(Stored data):
----
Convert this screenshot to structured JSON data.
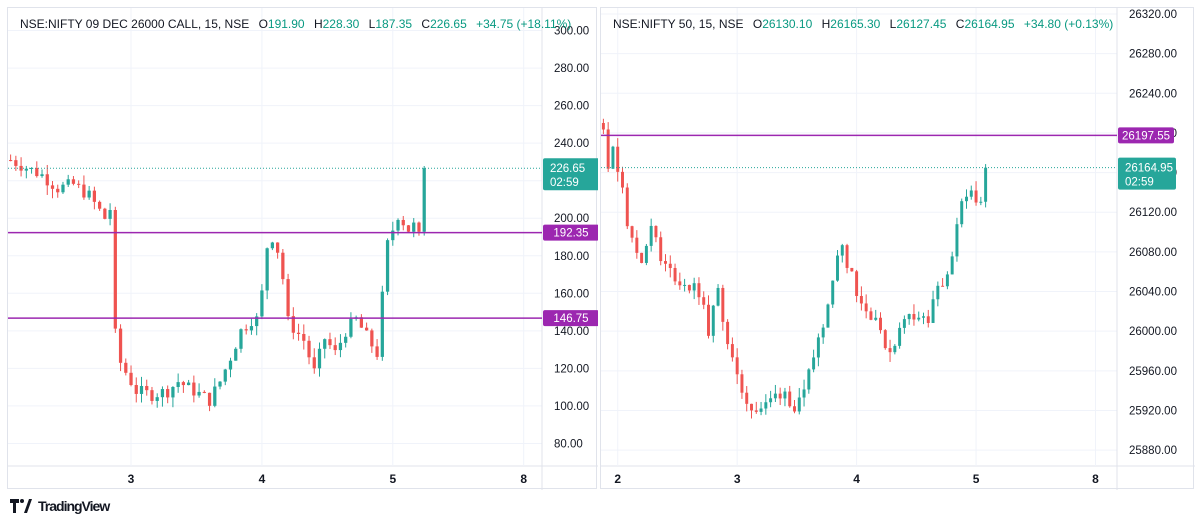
{
  "charts": [
    {
      "legend": {
        "symbol": "NSE:NIFTY 09 DEC 26000 CALL, 15, NSE",
        "o_label": "O",
        "o": "191.90",
        "h_label": "H",
        "h": "228.30",
        "l_label": "L",
        "l": "187.35",
        "c_label": "C",
        "c": "226.65",
        "change": "+34.75 (+18.11%)"
      },
      "price_badge": {
        "price": "226.65",
        "timer": "02:59"
      },
      "levels": [
        {
          "label": "192.35",
          "value": 192.35
        },
        {
          "label": "146.75",
          "value": 146.75
        }
      ]
    },
    {
      "legend": {
        "symbol": "NSE:NIFTY 50, 15, NSE",
        "o_label": "O",
        "o": "26130.10",
        "h_label": "H",
        "h": "26165.30",
        "l_label": "L",
        "l": "26127.45",
        "c_label": "C",
        "c": "26164.95",
        "change": "+34.80 (+0.13%)"
      },
      "price_badge": {
        "price": "26164.95",
        "timer": "02:59"
      },
      "levels": [
        {
          "label": "26197.55",
          "value": 26197.55
        }
      ]
    }
  ],
  "footer": {
    "brand": "TradingView"
  },
  "colors": {
    "up": "#26a69a",
    "down": "#ef5350",
    "level": "#9c27b0",
    "grid": "#f0f3fa"
  },
  "chart_data": [
    {
      "type": "candlestick",
      "title": "NSE:NIFTY 09 DEC 26000 CALL, 15, NSE",
      "ylim": [
        68,
        312
      ],
      "y_ticks": [
        "80.00",
        "100.00",
        "120.00",
        "140.00",
        "160.00",
        "180.00",
        "200.00",
        "220.00",
        "240.00",
        "260.00",
        "280.00",
        "300.00"
      ],
      "x_ticks": [
        {
          "label": "3",
          "index": 23
        },
        {
          "label": "4",
          "index": 48
        },
        {
          "label": "5",
          "index": 73
        },
        {
          "label": "8",
          "index": 98
        }
      ],
      "horizontal_lines": [
        192.35,
        146.75
      ],
      "last_price": 226.65,
      "anchors": [
        [
          0,
          231
        ],
        [
          3,
          227
        ],
        [
          6,
          223
        ],
        [
          9,
          216
        ],
        [
          12,
          218
        ],
        [
          15,
          212
        ],
        [
          18,
          200
        ],
        [
          19,
          205
        ],
        [
          19.5,
          143
        ],
        [
          20,
          138
        ],
        [
          21,
          123
        ],
        [
          24,
          108
        ],
        [
          27,
          106
        ],
        [
          30,
          108
        ],
        [
          32,
          113
        ],
        [
          35,
          108
        ],
        [
          38,
          103
        ],
        [
          40,
          113
        ],
        [
          42,
          126
        ],
        [
          44,
          140
        ],
        [
          46,
          146
        ],
        [
          47,
          146
        ],
        [
          48,
          160
        ],
        [
          49,
          185
        ],
        [
          50,
          190
        ],
        [
          51,
          183
        ],
        [
          52,
          168
        ],
        [
          53,
          145
        ],
        [
          56,
          135
        ],
        [
          58,
          118
        ],
        [
          60,
          136
        ],
        [
          62,
          128
        ],
        [
          64,
          140
        ],
        [
          66,
          146
        ],
        [
          70,
          128
        ],
        [
          71,
          158
        ],
        [
          72,
          186
        ],
        [
          74,
          202
        ],
        [
          76,
          194
        ],
        [
          77,
          196
        ],
        [
          78,
          190
        ],
        [
          79,
          226
        ]
      ],
      "candles": []
    },
    {
      "type": "candlestick",
      "title": "NSE:NIFTY 50, 15, NSE",
      "ylim": [
        25864,
        26326
      ],
      "y_ticks": [
        "25880.00",
        "25920.00",
        "25960.00",
        "26000.00",
        "26040.00",
        "26080.00",
        "26120.00",
        "26160.00",
        "26200.00",
        "26240.00",
        "26280.00",
        "26320.00"
      ],
      "x_ticks": [
        {
          "label": "2",
          "index": 3
        },
        {
          "label": "3",
          "index": 28
        },
        {
          "label": "4",
          "index": 53
        },
        {
          "label": "5",
          "index": 78
        },
        {
          "label": "8",
          "index": 103
        }
      ],
      "horizontal_lines": [
        26197.55
      ],
      "last_price": 26164.95,
      "anchors": [
        [
          0,
          26210
        ],
        [
          1,
          26170
        ],
        [
          2,
          26180
        ],
        [
          4,
          26150
        ],
        [
          5,
          26110
        ],
        [
          6,
          26090
        ],
        [
          8,
          26070
        ],
        [
          10,
          26110
        ],
        [
          12,
          26070
        ],
        [
          14,
          26060
        ],
        [
          16,
          26050
        ],
        [
          18,
          26045
        ],
        [
          20,
          26040
        ],
        [
          22,
          26000
        ],
        [
          24,
          26040
        ],
        [
          26,
          25990
        ],
        [
          28,
          25950
        ],
        [
          30,
          25930
        ],
        [
          32,
          25920
        ],
        [
          34,
          25925
        ],
        [
          36,
          25935
        ],
        [
          38,
          25940
        ],
        [
          40,
          25920
        ],
        [
          42,
          25935
        ],
        [
          44,
          25975
        ],
        [
          46,
          26010
        ],
        [
          48,
          26055
        ],
        [
          50,
          26090
        ],
        [
          51,
          26070
        ],
        [
          52,
          26060
        ],
        [
          53,
          26040
        ],
        [
          55,
          26020
        ],
        [
          57,
          26015
        ],
        [
          58,
          25995
        ],
        [
          60,
          25980
        ],
        [
          62,
          26000
        ],
        [
          64,
          26020
        ],
        [
          66,
          26015
        ],
        [
          68,
          26010
        ],
        [
          70,
          26045
        ],
        [
          71,
          26040
        ],
        [
          72,
          26060
        ],
        [
          73,
          26080
        ],
        [
          75,
          26125
        ],
        [
          77,
          26140
        ],
        [
          79,
          26130
        ],
        [
          80,
          26165
        ]
      ],
      "candles": []
    }
  ]
}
----
(PROBLEM DESCRIPTION): Search the lines above for the string "title" and copy each line that has it.

(TASK SOLUTION):
      "title": "NSE:NIFTY 09 DEC 26000 CALL, 15, NSE",
      "title": "NSE:NIFTY 50, 15, NSE",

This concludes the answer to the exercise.